-- Requirement A --
In the article on the Laurencekirk junction, how much money have campaigners raised toward the grade-separated junction?
-- Requirement B --
Quote the article on the Laurencekirk junction, beginning at the words "The Chief Executive of Angus Council is" and stopping after "a grade-separated junction.".
-- Requirement C --
Write the next part of the article on the Laurencekirk junction, starting after its final sentence.
*** Quoted passage
The Chief Executive of Angus Council is to write to the First Minister pressing for an early start on improving the Laurencekirk Junction on the A90.
Campaigners have been fighting for more than 10 years to get a flyover where the A90 dual carriageway meets the A937 Marykirk to Montrose road, claiming it is a notorious accident black spot.
On Monday afternoon a trailer carrying two cows overturned on the A90 near Laurencekirk.
Jill Fotheringham, from Montrose, who has been spearheading the campaign for the last 11 years, asked to address councillors at a meeting in the Town and County Buildings in Forfar. She stated the community’s case for a grade-separated junction.
Following a study, a grade-separated junction was identified earlier in the year as the preferred option for improving the A90 at Laurencekirk.
However, there have been no signs of where funding would come from or when work would start on the notorious junction.
Campaigners have raised £5000 to go towards the cost of the grade-separated junction.
Montrose councillor David May submitted a motion calling on the chief executive of Angus Council to press First Minister Nicola Sturgeon and Holyrood for firm details.
******
*** Data
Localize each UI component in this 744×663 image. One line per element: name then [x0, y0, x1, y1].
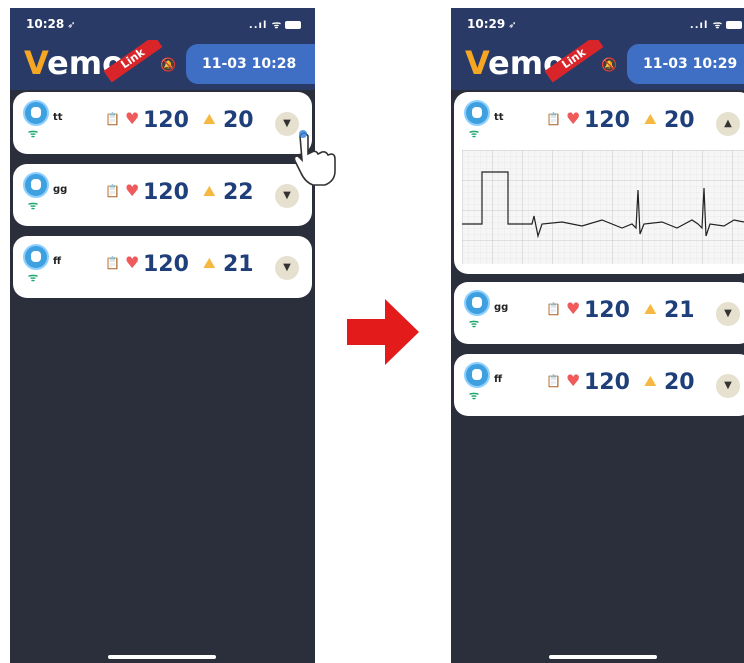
******
-- Final result A --
£5000

-- Final result B --
The Chief Executive of Angus Council is to write to the First Minister pressing for an early start on improving the Laurencekirk Junction on the A90.
Campaigners have been fighting for more than 10 years to get a flyover where the A90 dual carriageway meets the A937 Marykirk to Montrose road, claiming it is a notorious accident black spot.
On Monday afternoon a trailer carrying two cows overturned on the A90 near Laurencekirk.
Jill Fotheringham, from Montrose, who has been spearheading the campaign for the last 11 years, asked to address councillors at a meeting in the Town and County Buildings in Forfar. She stated the community’s case for a grade-separated junction.

-- Final result C --
This was backed by all 23 councillors in attendance, including the provost.
Ms Fotheringham told the Review: “I’m really happy we’ve got the backing of the Angus councillors. I hope that the First Minister listens to what the council is saying.
“The government needs to realise that Scotland doesn’t stop at the Central Belt.
“I just want something to be done so there are no more accidents and no one else dies. A flyover is long overdue.”
Mr May said: “Over the years we have had fatalities and many accidents at the junction and even recently on a trip to Aberdeen there were 14 vehicles in front of me as I was waiting to cross from the Marykirk road.
“It was obvious to me that this was causing huge frustration and I saw two vehicles going across the junction and waiting in the middle and this is not unusual.”
Two Montrose Councillors, Mr May and Councillor Bill Duff, agree that if the junction is not sorted it could put companies off from building and investing in Montrose.
Mr Duff said: “This is an issue that is now becoming a serious matter for Montrose and North Angus. While the road safety issues and commuting delays at Laurencekirk have been known for some time, the impact of the road links from Montrose to the A90 northwards are now starting to be felt on developments within Montrose and District, both commercial and housing.
“Transport Scotland is effectively blocking the development at North Montrose to build a business park on the site of the old airfield site, potentially offering a large number of jobs.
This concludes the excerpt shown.